Records to process >>
====================

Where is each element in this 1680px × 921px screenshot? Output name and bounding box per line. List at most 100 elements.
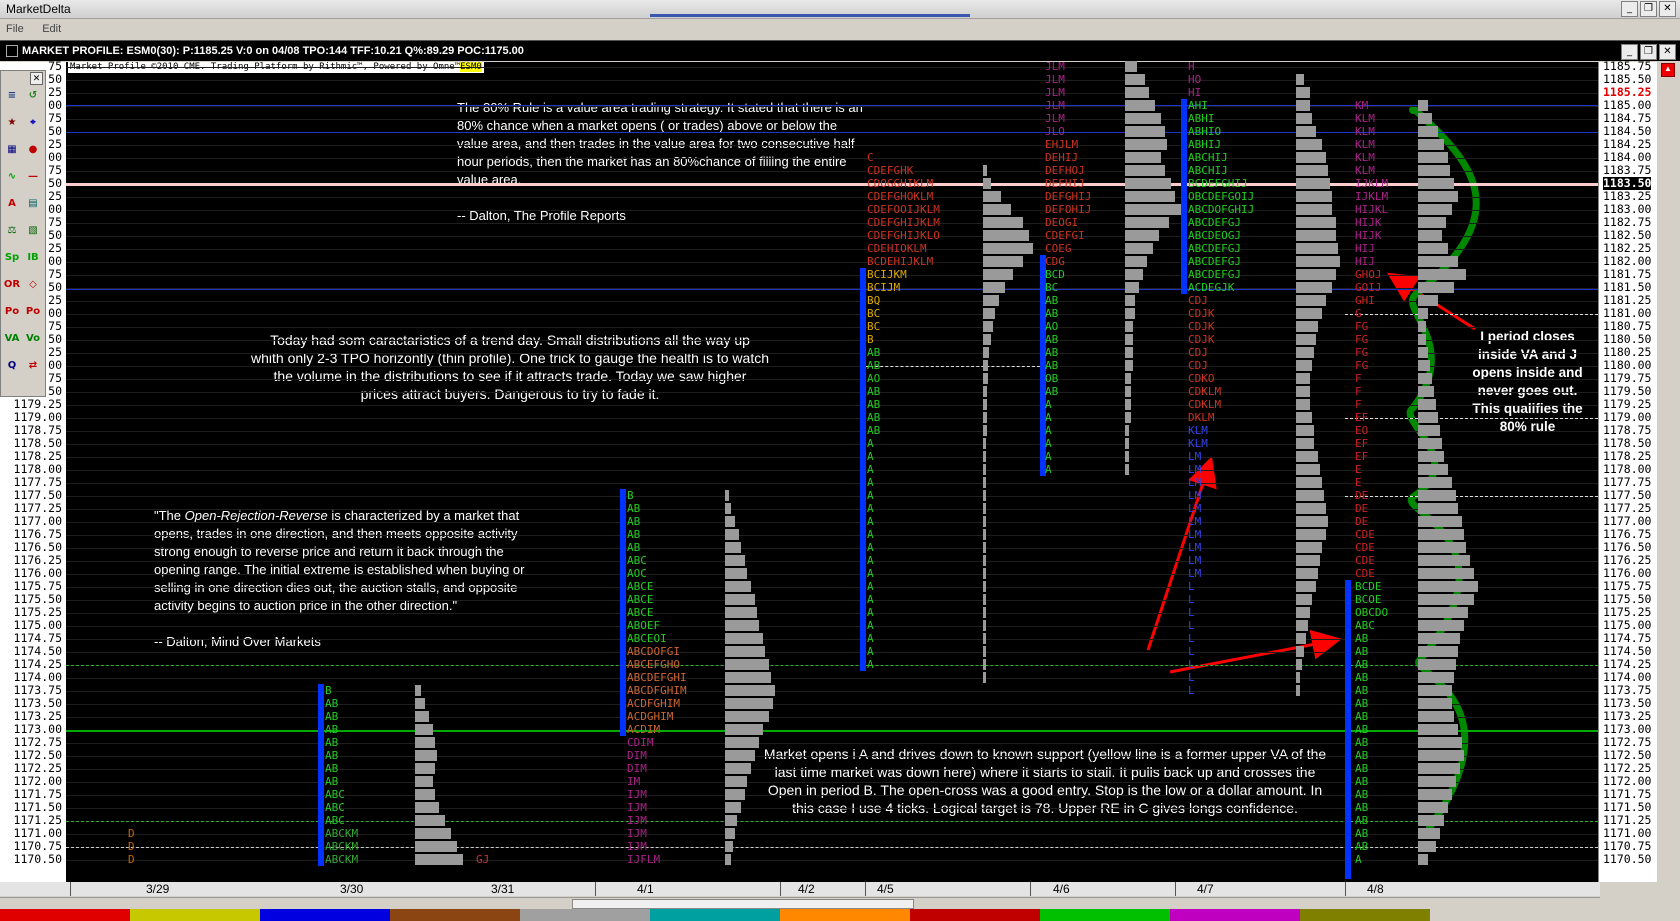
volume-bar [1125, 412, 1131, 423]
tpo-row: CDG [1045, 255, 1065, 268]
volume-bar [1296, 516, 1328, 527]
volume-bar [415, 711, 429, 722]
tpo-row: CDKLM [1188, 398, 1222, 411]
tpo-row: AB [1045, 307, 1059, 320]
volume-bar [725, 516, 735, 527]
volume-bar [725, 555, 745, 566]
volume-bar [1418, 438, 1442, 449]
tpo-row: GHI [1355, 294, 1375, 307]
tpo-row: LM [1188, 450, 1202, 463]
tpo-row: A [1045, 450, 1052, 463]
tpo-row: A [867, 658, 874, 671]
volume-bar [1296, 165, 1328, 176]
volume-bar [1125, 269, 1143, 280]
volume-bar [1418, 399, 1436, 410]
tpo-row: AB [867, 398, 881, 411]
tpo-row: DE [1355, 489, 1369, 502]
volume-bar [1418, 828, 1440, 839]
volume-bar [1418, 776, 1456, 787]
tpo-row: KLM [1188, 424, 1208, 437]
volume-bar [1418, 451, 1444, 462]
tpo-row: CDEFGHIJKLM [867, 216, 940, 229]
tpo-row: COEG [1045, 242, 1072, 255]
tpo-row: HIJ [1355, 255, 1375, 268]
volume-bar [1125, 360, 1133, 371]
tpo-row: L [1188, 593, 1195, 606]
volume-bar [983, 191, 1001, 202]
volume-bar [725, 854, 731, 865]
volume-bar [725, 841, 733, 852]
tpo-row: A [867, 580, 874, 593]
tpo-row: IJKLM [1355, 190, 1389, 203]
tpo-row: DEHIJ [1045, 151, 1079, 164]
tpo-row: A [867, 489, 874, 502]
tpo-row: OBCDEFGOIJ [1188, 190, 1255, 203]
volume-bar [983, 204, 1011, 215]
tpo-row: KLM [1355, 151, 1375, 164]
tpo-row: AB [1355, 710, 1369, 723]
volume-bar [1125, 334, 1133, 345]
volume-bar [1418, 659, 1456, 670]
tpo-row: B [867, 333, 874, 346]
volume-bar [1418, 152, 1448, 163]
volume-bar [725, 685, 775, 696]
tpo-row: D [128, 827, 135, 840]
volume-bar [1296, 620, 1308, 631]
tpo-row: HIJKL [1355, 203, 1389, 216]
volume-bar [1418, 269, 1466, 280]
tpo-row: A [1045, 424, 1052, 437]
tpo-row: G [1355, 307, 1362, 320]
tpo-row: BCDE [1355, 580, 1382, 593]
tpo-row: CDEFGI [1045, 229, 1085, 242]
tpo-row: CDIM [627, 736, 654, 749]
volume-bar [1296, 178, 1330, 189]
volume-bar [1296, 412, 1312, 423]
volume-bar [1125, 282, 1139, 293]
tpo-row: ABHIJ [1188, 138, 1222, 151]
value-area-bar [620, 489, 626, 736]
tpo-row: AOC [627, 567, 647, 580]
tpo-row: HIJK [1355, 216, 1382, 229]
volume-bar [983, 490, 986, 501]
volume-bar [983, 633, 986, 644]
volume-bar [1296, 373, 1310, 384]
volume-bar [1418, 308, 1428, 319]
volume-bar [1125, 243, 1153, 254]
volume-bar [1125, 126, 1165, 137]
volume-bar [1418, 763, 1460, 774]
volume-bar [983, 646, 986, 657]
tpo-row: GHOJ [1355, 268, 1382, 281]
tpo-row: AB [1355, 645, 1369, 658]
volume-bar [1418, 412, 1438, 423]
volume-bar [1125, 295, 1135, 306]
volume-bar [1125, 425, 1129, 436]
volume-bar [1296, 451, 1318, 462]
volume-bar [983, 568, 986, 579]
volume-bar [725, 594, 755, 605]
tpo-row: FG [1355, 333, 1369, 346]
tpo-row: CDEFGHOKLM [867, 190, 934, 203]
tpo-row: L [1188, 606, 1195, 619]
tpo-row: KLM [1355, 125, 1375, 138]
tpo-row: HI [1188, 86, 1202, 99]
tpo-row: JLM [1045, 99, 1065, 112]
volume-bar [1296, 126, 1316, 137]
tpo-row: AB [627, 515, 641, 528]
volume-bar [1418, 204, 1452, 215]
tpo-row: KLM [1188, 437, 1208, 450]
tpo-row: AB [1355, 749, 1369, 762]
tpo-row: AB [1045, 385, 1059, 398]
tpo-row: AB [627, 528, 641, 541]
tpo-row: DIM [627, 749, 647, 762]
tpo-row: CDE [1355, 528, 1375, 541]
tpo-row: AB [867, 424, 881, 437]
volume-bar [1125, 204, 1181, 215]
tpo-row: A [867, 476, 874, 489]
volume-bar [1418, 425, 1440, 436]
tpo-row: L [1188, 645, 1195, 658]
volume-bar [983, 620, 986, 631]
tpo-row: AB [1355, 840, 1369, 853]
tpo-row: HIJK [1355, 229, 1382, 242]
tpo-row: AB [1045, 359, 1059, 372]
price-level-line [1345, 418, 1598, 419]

====================

Request >>
Update the records starting with the line that contains "volume-bar [1125, 412, 1131, 423]" and going on through the line that contains "volume-bar [725, 555, 745, 566]", putting "tpo-letters" wherever "tpo-row" appears and leaving everything else unchanged.

Written answer >>
volume-bar [1125, 412, 1131, 423]
tpo-letters: CDG [1045, 255, 1065, 268]
volume-bar [1296, 516, 1328, 527]
volume-bar [415, 711, 429, 722]
tpo-letters: CDKLM [1188, 398, 1222, 411]
tpo-letters: AB [1045, 307, 1059, 320]
volume-bar [725, 516, 735, 527]
volume-bar [725, 555, 745, 566]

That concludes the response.